What to produce:
Write out the full set of records below exactly.

Record excerpts:
━━━━━━━━━━━━━━━━━━━━━━━━━━━━━━

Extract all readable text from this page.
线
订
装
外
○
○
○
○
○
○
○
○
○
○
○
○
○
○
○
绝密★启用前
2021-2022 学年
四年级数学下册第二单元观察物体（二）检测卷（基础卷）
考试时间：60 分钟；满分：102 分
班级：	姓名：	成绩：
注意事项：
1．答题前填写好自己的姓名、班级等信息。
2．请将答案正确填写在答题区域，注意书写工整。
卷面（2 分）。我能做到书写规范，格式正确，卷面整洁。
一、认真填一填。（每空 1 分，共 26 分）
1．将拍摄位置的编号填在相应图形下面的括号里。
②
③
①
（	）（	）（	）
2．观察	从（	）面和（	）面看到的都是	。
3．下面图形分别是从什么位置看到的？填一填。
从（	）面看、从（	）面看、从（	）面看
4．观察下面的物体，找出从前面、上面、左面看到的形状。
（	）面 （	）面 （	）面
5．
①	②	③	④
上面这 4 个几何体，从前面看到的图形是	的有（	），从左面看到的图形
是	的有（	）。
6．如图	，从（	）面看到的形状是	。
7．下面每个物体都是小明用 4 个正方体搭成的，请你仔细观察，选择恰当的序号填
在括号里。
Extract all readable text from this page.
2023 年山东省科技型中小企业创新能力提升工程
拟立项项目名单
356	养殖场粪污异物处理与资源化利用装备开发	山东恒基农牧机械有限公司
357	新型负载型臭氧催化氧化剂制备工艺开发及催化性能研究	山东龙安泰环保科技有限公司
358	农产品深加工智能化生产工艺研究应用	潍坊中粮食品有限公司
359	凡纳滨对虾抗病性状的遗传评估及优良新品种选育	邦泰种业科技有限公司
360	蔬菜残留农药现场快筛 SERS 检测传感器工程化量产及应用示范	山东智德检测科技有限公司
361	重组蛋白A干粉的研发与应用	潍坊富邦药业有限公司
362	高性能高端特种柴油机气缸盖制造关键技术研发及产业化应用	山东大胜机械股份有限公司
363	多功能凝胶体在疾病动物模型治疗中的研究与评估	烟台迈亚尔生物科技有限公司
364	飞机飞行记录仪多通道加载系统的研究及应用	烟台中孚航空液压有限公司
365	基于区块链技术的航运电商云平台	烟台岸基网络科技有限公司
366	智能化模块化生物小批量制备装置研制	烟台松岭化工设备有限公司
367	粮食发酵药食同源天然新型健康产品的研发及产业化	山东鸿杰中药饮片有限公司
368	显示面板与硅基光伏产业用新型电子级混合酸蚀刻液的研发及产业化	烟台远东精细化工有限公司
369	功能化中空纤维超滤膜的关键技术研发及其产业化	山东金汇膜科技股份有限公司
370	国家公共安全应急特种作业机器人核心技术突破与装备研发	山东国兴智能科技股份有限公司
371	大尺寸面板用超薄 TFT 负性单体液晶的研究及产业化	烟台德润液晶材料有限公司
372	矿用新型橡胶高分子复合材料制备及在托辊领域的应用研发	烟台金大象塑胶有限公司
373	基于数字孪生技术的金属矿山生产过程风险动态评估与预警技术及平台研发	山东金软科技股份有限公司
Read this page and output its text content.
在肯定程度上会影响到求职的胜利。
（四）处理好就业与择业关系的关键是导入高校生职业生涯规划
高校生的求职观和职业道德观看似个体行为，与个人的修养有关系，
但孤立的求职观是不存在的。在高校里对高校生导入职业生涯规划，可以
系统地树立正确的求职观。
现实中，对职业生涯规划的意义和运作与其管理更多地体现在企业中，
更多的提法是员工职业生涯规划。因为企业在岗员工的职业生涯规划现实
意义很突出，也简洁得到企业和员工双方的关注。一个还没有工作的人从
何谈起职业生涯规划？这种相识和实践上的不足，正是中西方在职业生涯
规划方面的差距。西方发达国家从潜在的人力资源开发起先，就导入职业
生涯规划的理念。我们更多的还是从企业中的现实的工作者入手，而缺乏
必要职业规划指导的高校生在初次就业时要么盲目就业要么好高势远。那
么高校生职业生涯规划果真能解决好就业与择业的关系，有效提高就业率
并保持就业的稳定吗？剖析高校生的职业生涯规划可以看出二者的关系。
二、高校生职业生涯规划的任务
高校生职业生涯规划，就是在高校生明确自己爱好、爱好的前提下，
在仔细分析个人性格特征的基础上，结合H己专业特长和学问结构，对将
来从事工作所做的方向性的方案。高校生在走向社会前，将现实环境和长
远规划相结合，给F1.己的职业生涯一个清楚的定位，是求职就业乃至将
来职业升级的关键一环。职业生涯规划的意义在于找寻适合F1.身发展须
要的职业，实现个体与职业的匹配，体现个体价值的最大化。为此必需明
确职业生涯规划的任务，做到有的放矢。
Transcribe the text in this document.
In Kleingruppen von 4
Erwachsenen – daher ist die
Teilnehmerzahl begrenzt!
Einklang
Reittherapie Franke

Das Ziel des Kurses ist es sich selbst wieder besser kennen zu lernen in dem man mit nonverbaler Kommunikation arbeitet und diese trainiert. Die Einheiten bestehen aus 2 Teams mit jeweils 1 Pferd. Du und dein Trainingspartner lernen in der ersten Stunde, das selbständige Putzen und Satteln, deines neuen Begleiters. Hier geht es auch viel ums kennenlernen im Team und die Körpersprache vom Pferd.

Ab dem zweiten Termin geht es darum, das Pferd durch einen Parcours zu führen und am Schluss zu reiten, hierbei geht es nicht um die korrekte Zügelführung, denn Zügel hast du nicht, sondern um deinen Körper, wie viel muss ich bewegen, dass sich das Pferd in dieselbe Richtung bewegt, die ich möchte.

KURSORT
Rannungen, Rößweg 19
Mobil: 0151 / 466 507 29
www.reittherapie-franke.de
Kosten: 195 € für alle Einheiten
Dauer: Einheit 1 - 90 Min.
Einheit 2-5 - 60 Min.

━━━━━━━━━━━━━━━━━━━━━━━━━━━━━━

Task result:
Extract all readable text from this page.
线
订
装
外
○
○
○
○
○
○
○
○
○
○
○
○
○
○
○
绝密★启用前
2021-2022 学年
四年级数学下册第二单元观察物体（二）检测卷（基础卷）
考试时间：60 分钟；满分：102 分
班级：	姓名：	成绩：
注意事项：
1．答题前填写好自己的姓名、班级等信息。
2．请将答案正确填写在答题区域，注意书写工整。
卷面（2 分）。我能做到书写规范，格式正确，卷面整洁。
一、认真填一填。（每空 1 分，共 26 分）
1．将拍摄位置的编号填在相应图形下面的括号里。
②
③
①
（	）（	）（	）
2．观察	从（	）面和（	）面看到的都是	。
3．下面图形分别是从什么位置看到的？填一填。
从（	）面看、从（	）面看、从（	）面看
4．观察下面的物体，找出从前面、上面、左面看到的形状。
（	）面 （	）面 （	）面
5．
①	②	③	④
上面这 4 个几何体，从前面看到的图形是	的有（	），从左面看到的图形
是	的有（	）。
6．如图	，从（	）面看到的形状是	。
7．下面每个物体都是小明用 4 个正方体搭成的，请你仔细观察，选择恰当的序号填
在括号里。
Extract all readable text from this page.
2023 年山东省科技型中小企业创新能力提升工程
拟立项项目名单
356	养殖场粪污异物处理与资源化利用装备开发	山东恒基农牧机械有限公司
357	新型负载型臭氧催化氧化剂制备工艺开发及催化性能研究	山东龙安泰环保科技有限公司
358	农产品深加工智能化生产工艺研究应用	潍坊中粮食品有限公司
359	凡纳滨对虾抗病性状的遗传评估及优良新品种选育	邦泰种业科技有限公司
360	蔬菜残留农药现场快筛 SERS 检测传感器工程化量产及应用示范	山东智德检测科技有限公司
361	重组蛋白A干粉的研发与应用	潍坊富邦药业有限公司
362	高性能高端特种柴油机气缸盖制造关键技术研发及产业化应用	山东大胜机械股份有限公司
363	多功能凝胶体在疾病动物模型治疗中的研究与评估	烟台迈亚尔生物科技有限公司
364	飞机飞行记录仪多通道加载系统的研究及应用	烟台中孚航空液压有限公司
365	基于区块链技术的航运电商云平台	烟台岸基网络科技有限公司
366	智能化模块化生物小批量制备装置研制	烟台松岭化工设备有限公司
367	粮食发酵药食同源天然新型健康产品的研发及产业化	山东鸿杰中药饮片有限公司
368	显示面板与硅基光伏产业用新型电子级混合酸蚀刻液的研发及产业化	烟台远东精细化工有限公司
369	功能化中空纤维超滤膜的关键技术研发及其产业化	山东金汇膜科技股份有限公司
370	国家公共安全应急特种作业机器人核心技术突破与装备研发	山东国兴智能科技股份有限公司
371	大尺寸面板用超薄 TFT 负性单体液晶的研究及产业化	烟台德润液晶材料有限公司
372	矿用新型橡胶高分子复合材料制备及在托辊领域的应用研发	烟台金大象塑胶有限公司
373	基于数字孪生技术的金属矿山生产过程风险动态评估与预警技术及平台研发	山东金软科技股份有限公司
Read this page and output its text content.
在肯定程度上会影响到求职的胜利。
（四）处理好就业与择业关系的关键是导入高校生职业生涯规划
高校生的求职观和职业道德观看似个体行为，与个人的修养有关系，
但孤立的求职观是不存在的。在高校里对高校生导入职业生涯规划，可以
系统地树立正确的求职观。
现实中，对职业生涯规划的意义和运作与其管理更多地体现在企业中，
更多的提法是员工职业生涯规划。因为企业在岗员工的职业生涯规划现实
意义很突出，也简洁得到企业和员工双方的关注。一个还没有工作的人从
何谈起职业生涯规划？这种相识和实践上的不足，正是中西方在职业生涯
规划方面的差距。西方发达国家从潜在的人力资源开发起先，就导入职业
生涯规划的理念。我们更多的还是从企业中的现实的工作者入手，而缺乏
必要职业规划指导的高校生在初次就业时要么盲目就业要么好高势远。那
么高校生职业生涯规划果真能解决好就业与择业的关系，有效提高就业率
并保持就业的稳定吗？剖析高校生的职业生涯规划可以看出二者的关系。
二、高校生职业生涯规划的任务
高校生职业生涯规划，就是在高校生明确自己爱好、爱好的前提下，
在仔细分析个人性格特征的基础上，结合H己专业特长和学问结构，对将
来从事工作所做的方向性的方案。高校生在走向社会前，将现实环境和长
远规划相结合，给F1.己的职业生涯一个清楚的定位，是求职就业乃至将
来职业升级的关键一环。职业生涯规划的意义在于找寻适合F1.身发展须
要的职业，实现个体与职业的匹配，体现个体价值的最大化。为此必需明
确职业生涯规划的任务，做到有的放矢。
Transcribe the text in this document.
In Kleingruppen von 4
Erwachsenen – daher ist die
Teilnehmerzahl begrenzt!
Einklang
Reittherapie Franke

Das Ziel des Kurses ist es sich selbst wieder besser kennen zu lernen in dem man mit nonverbaler Kommunikation arbeitet und diese trainiert. Die Einheiten bestehen aus 2 Teams mit jeweils 1 Pferd. Du und dein Trainingspartner lernen in der ersten Stunde, das selbständige Putzen und Satteln, deines neuen Begleiters. Hier geht es auch viel ums kennenlernen im Team und die Körpersprache vom Pferd.

Ab dem zweiten Termin geht es darum, das Pferd durch einen Parcours zu führen und am Schluss zu reiten, hierbei geht es nicht um die korrekte Zügelführung, denn Zügel hast du nicht, sondern um deinen Körper, wie viel muss ich bewegen, dass sich das Pferd in dieselbe Richtung bewegt, die ich möchte.

KURSORT
Rannungen, Rößweg 19
Mobil: 0151 / 466 507 29
www.reittherapie-franke.de
Kosten: 195 € für alle Einheiten
Dauer: Einheit 1 - 90 Min.
Einheit 2-5 - 60 Min.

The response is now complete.